:: Records provided ::
++++++++++++++++++++

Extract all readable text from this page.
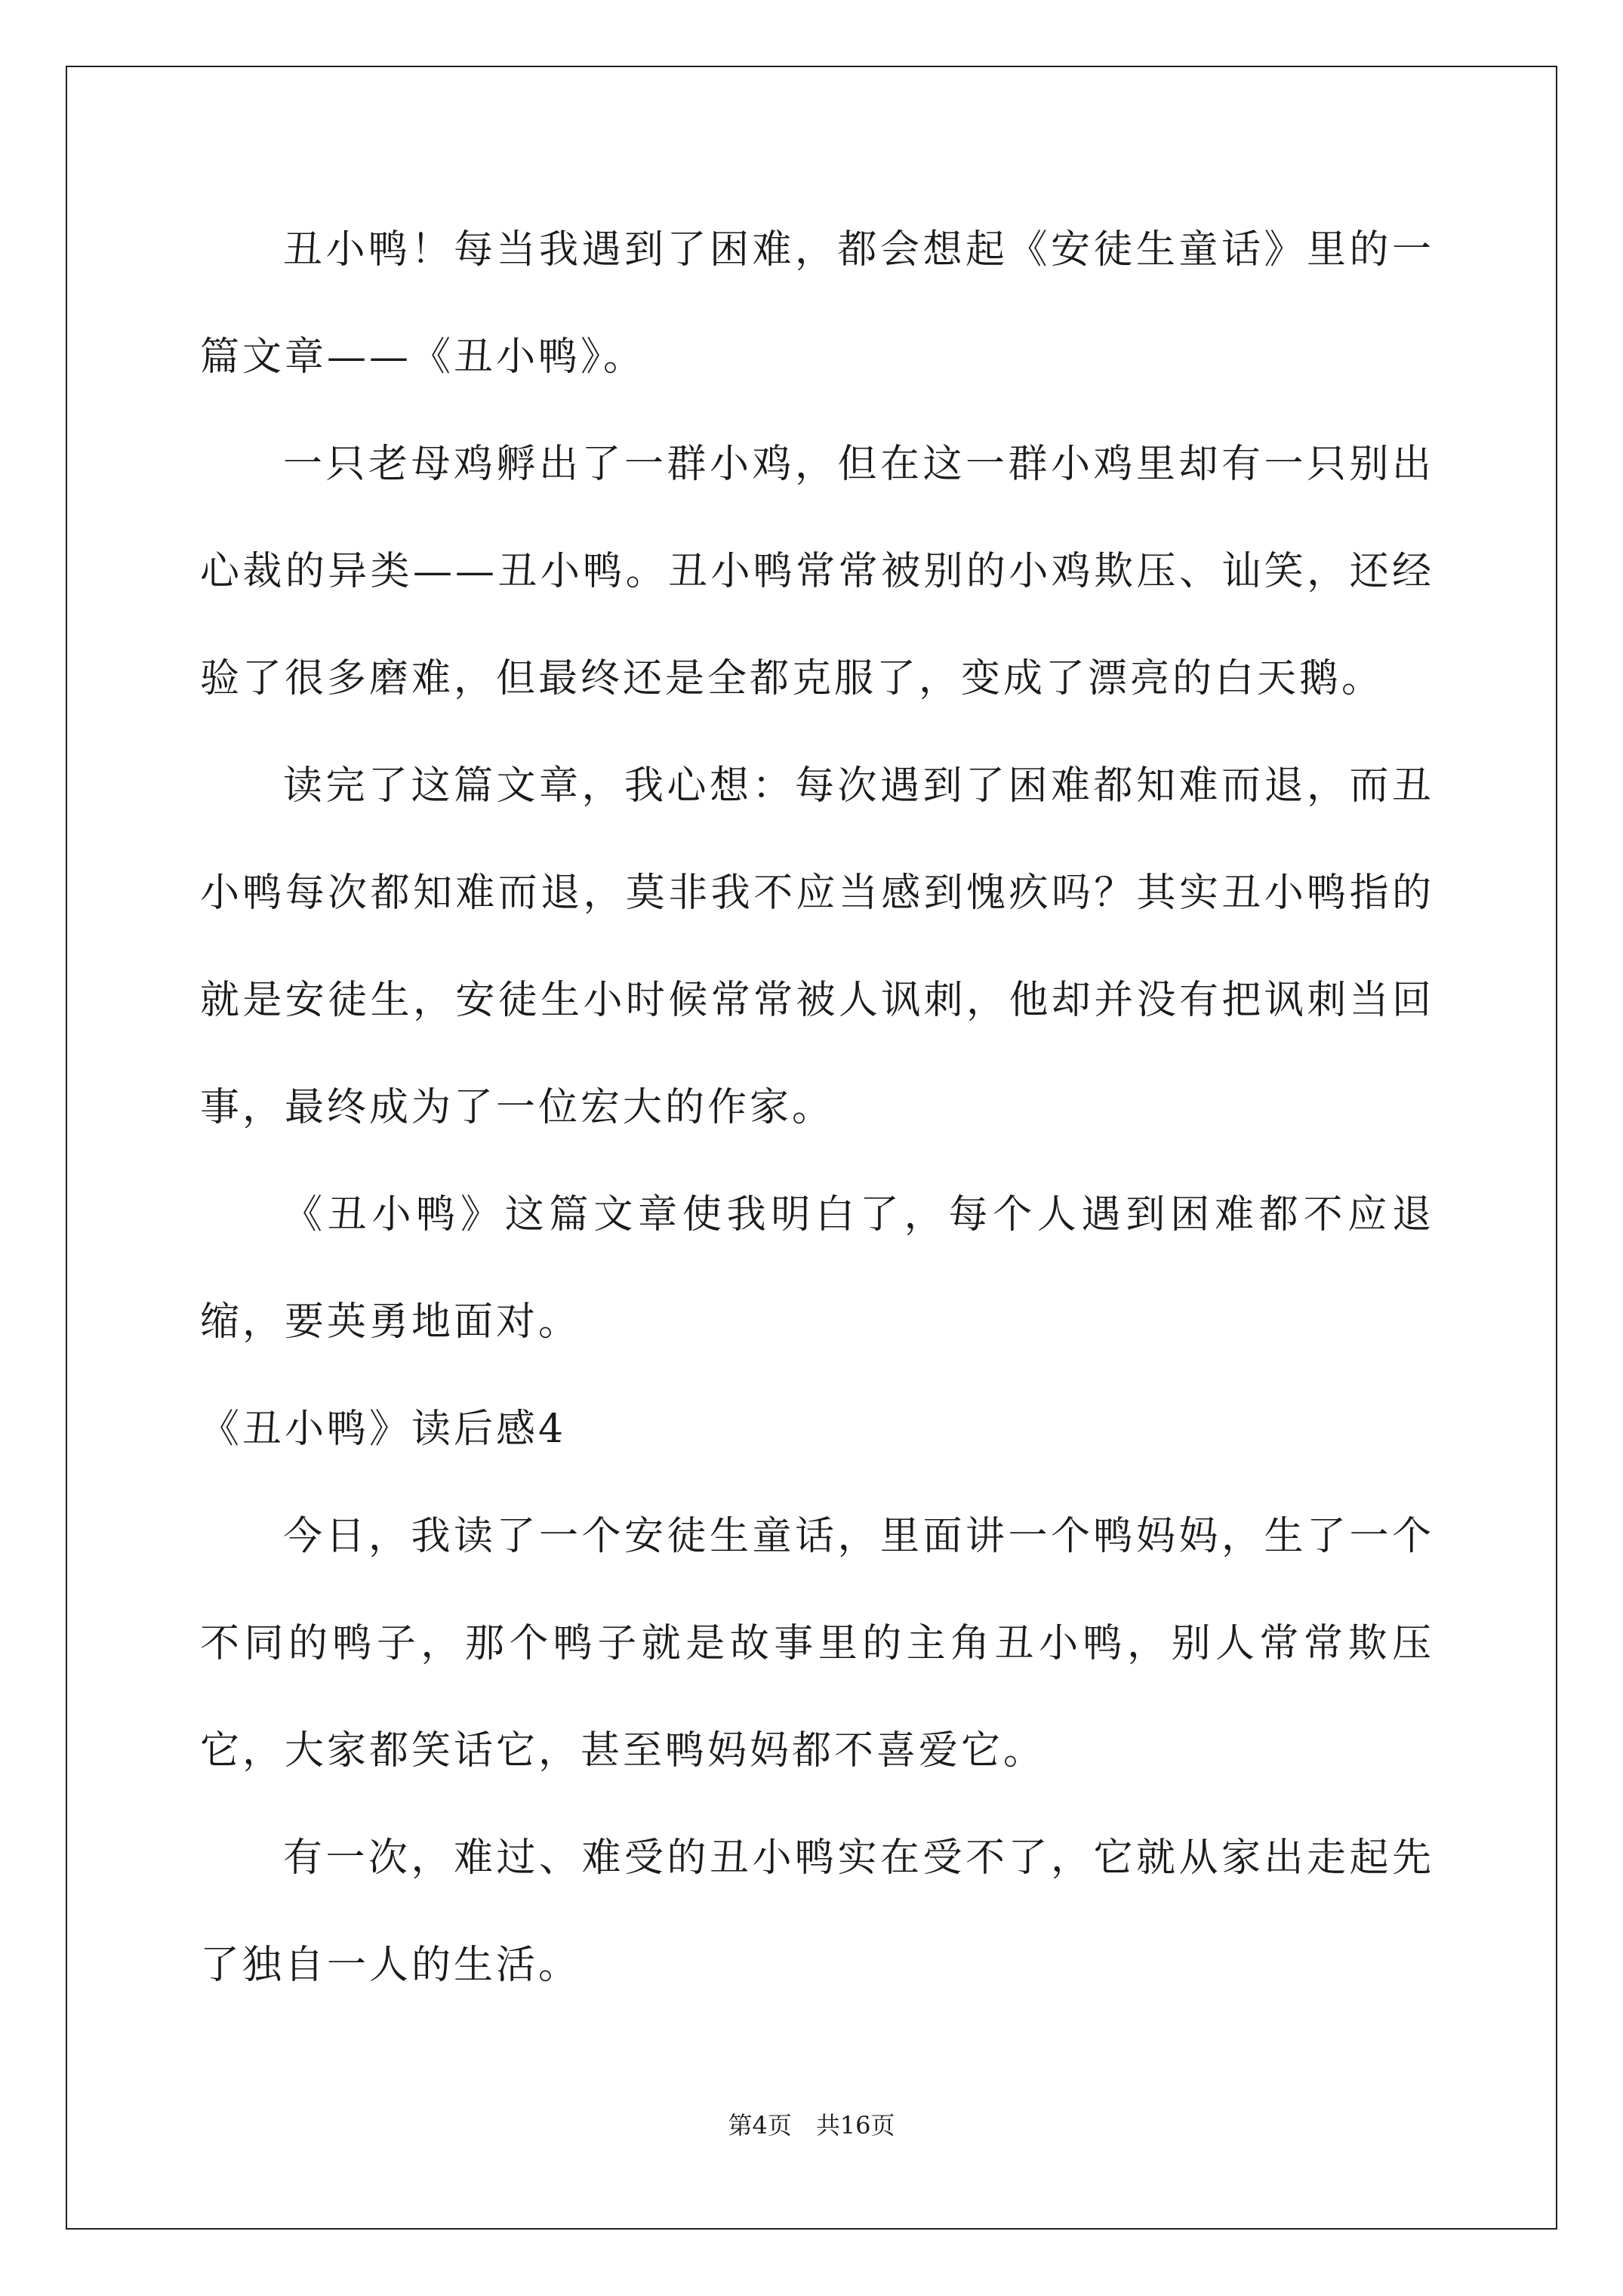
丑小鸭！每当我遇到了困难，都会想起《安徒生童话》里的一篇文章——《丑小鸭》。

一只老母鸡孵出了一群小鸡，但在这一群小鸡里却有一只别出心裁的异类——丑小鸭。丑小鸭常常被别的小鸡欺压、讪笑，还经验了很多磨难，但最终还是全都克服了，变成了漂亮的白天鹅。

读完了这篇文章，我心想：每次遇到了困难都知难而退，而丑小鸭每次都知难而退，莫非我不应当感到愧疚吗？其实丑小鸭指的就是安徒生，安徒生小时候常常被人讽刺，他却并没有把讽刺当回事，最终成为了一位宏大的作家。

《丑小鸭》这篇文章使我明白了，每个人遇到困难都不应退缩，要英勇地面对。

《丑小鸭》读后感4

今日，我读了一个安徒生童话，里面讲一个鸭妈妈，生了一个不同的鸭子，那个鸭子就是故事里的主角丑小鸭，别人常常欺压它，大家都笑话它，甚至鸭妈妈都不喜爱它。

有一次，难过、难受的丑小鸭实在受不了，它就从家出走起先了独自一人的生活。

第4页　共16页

++++++++++++++++++++

:: Written instruction ::
Copy every record above exactly as written, but leave out the pictures.

:: Task output ::
Extract all readable text from this page.
丑小鸭！每当我遇到了困难，都会想起《安徒生童话》里的一篇文章——《丑小鸭》。

一只老母鸡孵出了一群小鸡，但在这一群小鸡里却有一只别出心裁的异类——丑小鸭。丑小鸭常常被别的小鸡欺压、讪笑，还经验了很多磨难，但最终还是全都克服了，变成了漂亮的白天鹅。

读完了这篇文章，我心想：每次遇到了困难都知难而退，而丑小鸭每次都知难而退，莫非我不应当感到愧疚吗？其实丑小鸭指的就是安徒生，安徒生小时候常常被人讽刺，他却并没有把讽刺当回事，最终成为了一位宏大的作家。

《丑小鸭》这篇文章使我明白了，每个人遇到困难都不应退缩，要英勇地面对。

《丑小鸭》读后感4

今日，我读了一个安徒生童话，里面讲一个鸭妈妈，生了一个不同的鸭子，那个鸭子就是故事里的主角丑小鸭，别人常常欺压它，大家都笑话它，甚至鸭妈妈都不喜爱它。

有一次，难过、难受的丑小鸭实在受不了，它就从家出走起先了独自一人的生活。

第4页　共16页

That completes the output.